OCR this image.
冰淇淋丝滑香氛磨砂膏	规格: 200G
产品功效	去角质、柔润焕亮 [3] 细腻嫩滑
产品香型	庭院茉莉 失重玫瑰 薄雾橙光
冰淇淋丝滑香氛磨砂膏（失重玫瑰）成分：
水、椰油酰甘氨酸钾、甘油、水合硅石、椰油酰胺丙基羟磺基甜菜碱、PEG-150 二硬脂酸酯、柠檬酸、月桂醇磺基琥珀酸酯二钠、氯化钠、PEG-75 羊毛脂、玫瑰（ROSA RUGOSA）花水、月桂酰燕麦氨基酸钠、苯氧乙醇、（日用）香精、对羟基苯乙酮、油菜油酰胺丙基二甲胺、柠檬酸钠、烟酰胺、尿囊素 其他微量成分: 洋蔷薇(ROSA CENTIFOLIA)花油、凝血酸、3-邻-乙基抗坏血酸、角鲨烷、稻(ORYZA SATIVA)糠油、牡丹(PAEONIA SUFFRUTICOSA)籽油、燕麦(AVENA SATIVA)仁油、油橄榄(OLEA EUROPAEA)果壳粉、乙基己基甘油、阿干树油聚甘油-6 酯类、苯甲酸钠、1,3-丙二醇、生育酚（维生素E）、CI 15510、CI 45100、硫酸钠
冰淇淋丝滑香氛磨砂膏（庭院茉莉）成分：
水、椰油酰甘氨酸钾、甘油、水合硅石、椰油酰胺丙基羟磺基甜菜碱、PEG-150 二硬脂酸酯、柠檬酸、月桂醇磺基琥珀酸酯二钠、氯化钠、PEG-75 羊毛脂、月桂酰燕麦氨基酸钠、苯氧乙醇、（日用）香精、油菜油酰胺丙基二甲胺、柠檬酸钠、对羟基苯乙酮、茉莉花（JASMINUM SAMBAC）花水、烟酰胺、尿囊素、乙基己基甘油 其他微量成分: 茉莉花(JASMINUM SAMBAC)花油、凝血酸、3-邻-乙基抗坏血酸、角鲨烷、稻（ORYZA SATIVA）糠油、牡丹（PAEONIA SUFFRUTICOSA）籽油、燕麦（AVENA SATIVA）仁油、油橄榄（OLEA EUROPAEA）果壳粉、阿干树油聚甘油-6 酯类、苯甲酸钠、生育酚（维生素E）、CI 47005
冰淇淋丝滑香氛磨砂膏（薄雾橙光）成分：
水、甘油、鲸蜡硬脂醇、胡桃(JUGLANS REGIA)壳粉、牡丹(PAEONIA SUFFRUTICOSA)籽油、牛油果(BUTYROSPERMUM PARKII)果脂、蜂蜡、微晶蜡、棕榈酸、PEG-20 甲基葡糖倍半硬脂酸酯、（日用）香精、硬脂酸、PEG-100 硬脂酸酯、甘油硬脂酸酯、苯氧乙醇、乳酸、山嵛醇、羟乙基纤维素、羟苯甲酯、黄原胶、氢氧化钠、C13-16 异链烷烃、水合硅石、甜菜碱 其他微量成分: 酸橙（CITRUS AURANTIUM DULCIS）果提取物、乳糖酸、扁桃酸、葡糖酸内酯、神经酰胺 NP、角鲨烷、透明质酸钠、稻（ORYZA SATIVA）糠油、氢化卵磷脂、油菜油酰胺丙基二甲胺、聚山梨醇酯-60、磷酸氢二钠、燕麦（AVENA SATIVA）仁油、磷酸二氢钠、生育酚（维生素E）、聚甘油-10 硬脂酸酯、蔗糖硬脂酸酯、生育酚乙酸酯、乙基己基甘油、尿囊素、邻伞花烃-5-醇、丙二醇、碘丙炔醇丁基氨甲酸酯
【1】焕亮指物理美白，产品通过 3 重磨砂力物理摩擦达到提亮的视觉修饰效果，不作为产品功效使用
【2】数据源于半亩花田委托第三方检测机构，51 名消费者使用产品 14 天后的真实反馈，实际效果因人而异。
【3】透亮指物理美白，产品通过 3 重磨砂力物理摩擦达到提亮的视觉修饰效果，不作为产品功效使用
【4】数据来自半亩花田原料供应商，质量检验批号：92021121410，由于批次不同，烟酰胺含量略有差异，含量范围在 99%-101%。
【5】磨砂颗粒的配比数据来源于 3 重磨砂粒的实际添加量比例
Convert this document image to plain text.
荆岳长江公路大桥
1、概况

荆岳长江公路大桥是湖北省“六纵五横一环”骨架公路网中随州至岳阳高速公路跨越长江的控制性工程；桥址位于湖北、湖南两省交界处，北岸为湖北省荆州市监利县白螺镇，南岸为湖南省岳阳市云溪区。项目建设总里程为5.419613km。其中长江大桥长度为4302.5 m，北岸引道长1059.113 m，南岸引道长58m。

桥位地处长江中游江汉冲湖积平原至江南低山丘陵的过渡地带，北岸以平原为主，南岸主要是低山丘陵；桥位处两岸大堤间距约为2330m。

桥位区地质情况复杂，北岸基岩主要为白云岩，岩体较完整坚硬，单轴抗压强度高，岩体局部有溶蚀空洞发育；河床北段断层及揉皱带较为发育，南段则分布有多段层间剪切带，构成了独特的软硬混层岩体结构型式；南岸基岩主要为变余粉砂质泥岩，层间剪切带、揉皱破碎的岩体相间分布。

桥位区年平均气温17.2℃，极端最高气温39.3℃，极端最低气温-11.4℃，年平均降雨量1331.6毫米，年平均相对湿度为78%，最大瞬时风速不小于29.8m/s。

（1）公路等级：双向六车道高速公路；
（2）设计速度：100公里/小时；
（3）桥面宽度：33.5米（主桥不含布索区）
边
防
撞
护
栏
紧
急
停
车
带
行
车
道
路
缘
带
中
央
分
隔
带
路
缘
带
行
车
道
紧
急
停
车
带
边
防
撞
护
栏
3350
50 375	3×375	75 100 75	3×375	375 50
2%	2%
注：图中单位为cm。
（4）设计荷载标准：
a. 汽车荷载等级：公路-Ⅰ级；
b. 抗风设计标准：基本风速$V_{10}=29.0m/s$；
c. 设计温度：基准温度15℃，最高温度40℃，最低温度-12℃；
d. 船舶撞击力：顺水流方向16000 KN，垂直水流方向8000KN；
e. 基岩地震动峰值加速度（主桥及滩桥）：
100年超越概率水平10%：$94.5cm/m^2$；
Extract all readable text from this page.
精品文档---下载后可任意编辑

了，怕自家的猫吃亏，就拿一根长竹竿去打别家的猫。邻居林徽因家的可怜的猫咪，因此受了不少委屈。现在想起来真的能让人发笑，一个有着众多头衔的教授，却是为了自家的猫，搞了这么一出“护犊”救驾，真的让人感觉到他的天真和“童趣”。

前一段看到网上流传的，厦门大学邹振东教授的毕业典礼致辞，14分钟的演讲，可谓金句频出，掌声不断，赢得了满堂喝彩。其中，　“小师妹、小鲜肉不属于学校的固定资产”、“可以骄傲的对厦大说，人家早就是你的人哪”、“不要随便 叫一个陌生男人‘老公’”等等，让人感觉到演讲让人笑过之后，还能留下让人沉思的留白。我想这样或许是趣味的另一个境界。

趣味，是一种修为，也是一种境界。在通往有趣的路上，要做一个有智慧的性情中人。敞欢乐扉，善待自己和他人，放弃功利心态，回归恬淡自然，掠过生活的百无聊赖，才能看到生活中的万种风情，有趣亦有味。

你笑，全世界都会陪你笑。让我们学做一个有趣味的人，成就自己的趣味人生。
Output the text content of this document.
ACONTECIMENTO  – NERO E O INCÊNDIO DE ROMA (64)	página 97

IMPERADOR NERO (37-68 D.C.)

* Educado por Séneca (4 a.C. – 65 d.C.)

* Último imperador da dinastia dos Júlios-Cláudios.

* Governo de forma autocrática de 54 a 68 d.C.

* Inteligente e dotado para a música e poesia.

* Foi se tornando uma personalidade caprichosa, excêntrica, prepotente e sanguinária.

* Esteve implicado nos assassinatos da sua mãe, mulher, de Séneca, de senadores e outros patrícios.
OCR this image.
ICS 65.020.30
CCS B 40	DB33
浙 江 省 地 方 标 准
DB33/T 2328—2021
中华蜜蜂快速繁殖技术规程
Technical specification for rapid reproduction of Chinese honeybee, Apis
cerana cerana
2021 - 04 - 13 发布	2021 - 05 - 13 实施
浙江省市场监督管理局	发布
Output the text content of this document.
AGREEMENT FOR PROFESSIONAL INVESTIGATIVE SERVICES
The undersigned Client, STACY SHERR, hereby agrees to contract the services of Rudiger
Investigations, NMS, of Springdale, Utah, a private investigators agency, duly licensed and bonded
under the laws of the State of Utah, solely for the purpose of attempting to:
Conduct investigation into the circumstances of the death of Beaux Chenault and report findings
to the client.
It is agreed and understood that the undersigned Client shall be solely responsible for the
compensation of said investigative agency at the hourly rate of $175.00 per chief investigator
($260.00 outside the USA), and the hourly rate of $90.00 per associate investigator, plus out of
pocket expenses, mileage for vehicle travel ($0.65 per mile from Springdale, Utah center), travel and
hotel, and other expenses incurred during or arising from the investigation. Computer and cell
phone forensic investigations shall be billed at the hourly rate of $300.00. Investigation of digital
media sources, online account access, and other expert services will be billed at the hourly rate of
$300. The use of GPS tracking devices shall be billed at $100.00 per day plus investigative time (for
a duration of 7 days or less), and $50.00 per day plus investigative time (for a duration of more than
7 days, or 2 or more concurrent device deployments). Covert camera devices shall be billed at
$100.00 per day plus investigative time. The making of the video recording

★ ★ ★ ★ ★ ★ ★

_Exercise_:
What is the number of lines containing "other"? Give that number only.

_Written reply_:
2